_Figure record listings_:
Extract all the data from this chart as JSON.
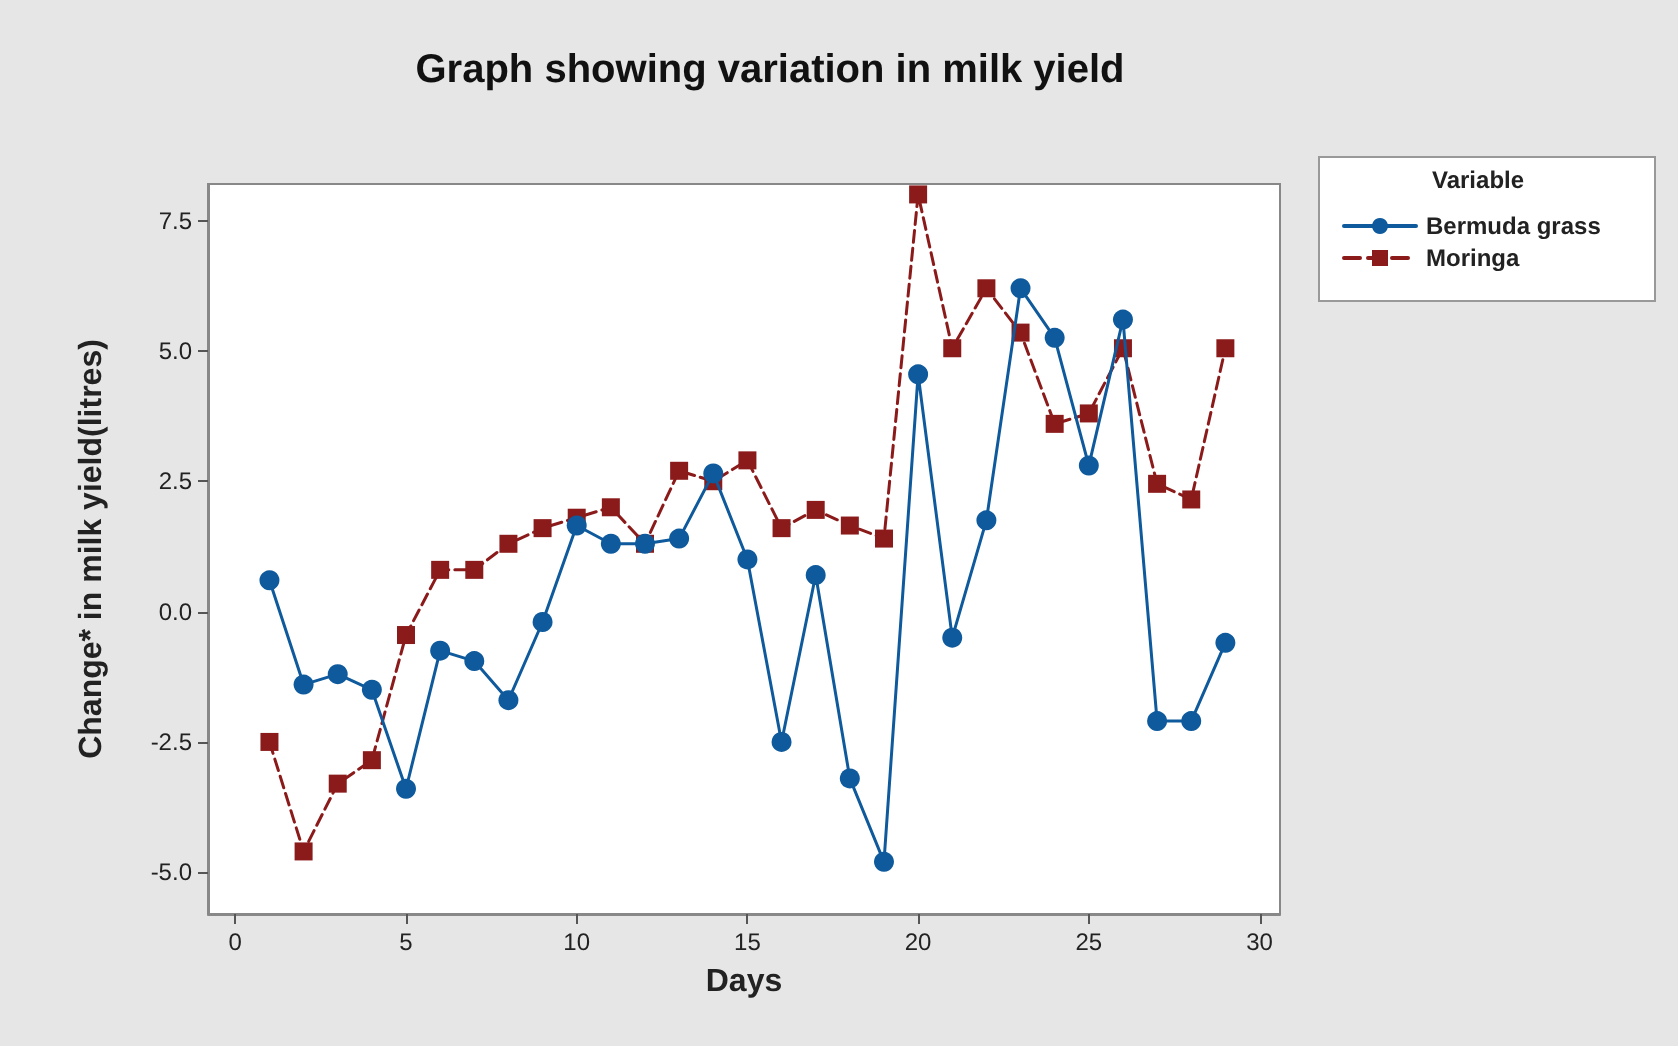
{
  "chart_data": {
    "type": "line",
    "title": "Graph showing variation in milk yield",
    "xlabel": "Days",
    "ylabel": "Change* in milk yield(litres)",
    "legend_title": "Variable",
    "legend": "right",
    "grid": false,
    "x": [
      1,
      2,
      3,
      4,
      5,
      6,
      7,
      8,
      9,
      10,
      11,
      12,
      13,
      14,
      15,
      16,
      17,
      18,
      19,
      20,
      21,
      22,
      23,
      24,
      25,
      26,
      27,
      28,
      29
    ],
    "xlim": [
      -0.8,
      30.6
    ],
    "xticks": [
      0,
      5,
      10,
      15,
      20,
      25,
      30
    ],
    "ylim": [
      -5.8,
      8.2
    ],
    "yticks": [
      {
        "value": -5,
        "label": "-5.0"
      },
      {
        "value": -2.5,
        "label": "-2.5"
      },
      {
        "value": 0,
        "label": "0.0"
      },
      {
        "value": 2.5,
        "label": "2.5"
      },
      {
        "value": 5,
        "label": "5.0"
      },
      {
        "value": 7.5,
        "label": "7.5"
      }
    ],
    "series": [
      {
        "name": "Bermuda grass",
        "color": "#0e5a9c",
        "marker": "circle",
        "line_style": "solid",
        "values": [
          0.6,
          -1.4,
          -1.2,
          -1.5,
          -3.4,
          -0.75,
          -0.95,
          -1.7,
          -0.2,
          1.65,
          1.3,
          1.3,
          1.4,
          2.65,
          1.0,
          -2.5,
          0.7,
          -3.2,
          -4.8,
          4.55,
          -0.5,
          1.75,
          6.2,
          5.25,
          2.8,
          5.6,
          -2.1,
          -2.1,
          -0.6
        ]
      },
      {
        "name": "Moringa",
        "color": "#8b1a1a",
        "marker": "square",
        "line_style": "dashed",
        "values": [
          -2.5,
          -4.6,
          -3.3,
          -2.85,
          -0.45,
          0.8,
          0.8,
          1.3,
          1.6,
          1.8,
          2.0,
          1.3,
          2.7,
          2.5,
          2.9,
          1.6,
          1.95,
          1.65,
          1.4,
          8.0,
          5.05,
          6.2,
          5.35,
          3.6,
          3.8,
          5.05,
          2.45,
          2.15,
          5.05
        ]
      }
    ]
  }
}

_Problem details_: Write out the listing above again, exactly, but with no pictures in the copy.

_Response to the task_:
Extract all the data from this chart as JSON.
{
  "chart_data": {
    "type": "line",
    "title": "Graph showing variation in milk yield",
    "xlabel": "Days",
    "ylabel": "Change* in milk yield(litres)",
    "legend_title": "Variable",
    "legend": "right",
    "grid": false,
    "x": [
      1,
      2,
      3,
      4,
      5,
      6,
      7,
      8,
      9,
      10,
      11,
      12,
      13,
      14,
      15,
      16,
      17,
      18,
      19,
      20,
      21,
      22,
      23,
      24,
      25,
      26,
      27,
      28,
      29
    ],
    "xlim": [
      -0.8,
      30.6
    ],
    "xticks": [
      0,
      5,
      10,
      15,
      20,
      25,
      30
    ],
    "ylim": [
      -5.8,
      8.2
    ],
    "yticks": [
      {
        "value": -5,
        "label": "-5.0"
      },
      {
        "value": -2.5,
        "label": "-2.5"
      },
      {
        "value": 0,
        "label": "0.0"
      },
      {
        "value": 2.5,
        "label": "2.5"
      },
      {
        "value": 5,
        "label": "5.0"
      },
      {
        "value": 7.5,
        "label": "7.5"
      }
    ],
    "series": [
      {
        "name": "Bermuda grass",
        "color": "#0e5a9c",
        "marker": "circle",
        "line_style": "solid",
        "values": [
          0.6,
          -1.4,
          -1.2,
          -1.5,
          -3.4,
          -0.75,
          -0.95,
          -1.7,
          -0.2,
          1.65,
          1.3,
          1.3,
          1.4,
          2.65,
          1.0,
          -2.5,
          0.7,
          -3.2,
          -4.8,
          4.55,
          -0.5,
          1.75,
          6.2,
          5.25,
          2.8,
          5.6,
          -2.1,
          -2.1,
          -0.6
        ]
      },
      {
        "name": "Moringa",
        "color": "#8b1a1a",
        "marker": "square",
        "line_style": "dashed",
        "values": [
          -2.5,
          -4.6,
          -3.3,
          -2.85,
          -0.45,
          0.8,
          0.8,
          1.3,
          1.6,
          1.8,
          2.0,
          1.3,
          2.7,
          2.5,
          2.9,
          1.6,
          1.95,
          1.65,
          1.4,
          8.0,
          5.05,
          6.2,
          5.35,
          3.6,
          3.8,
          5.05,
          2.45,
          2.15,
          5.05
        ]
      }
    ]
  }
}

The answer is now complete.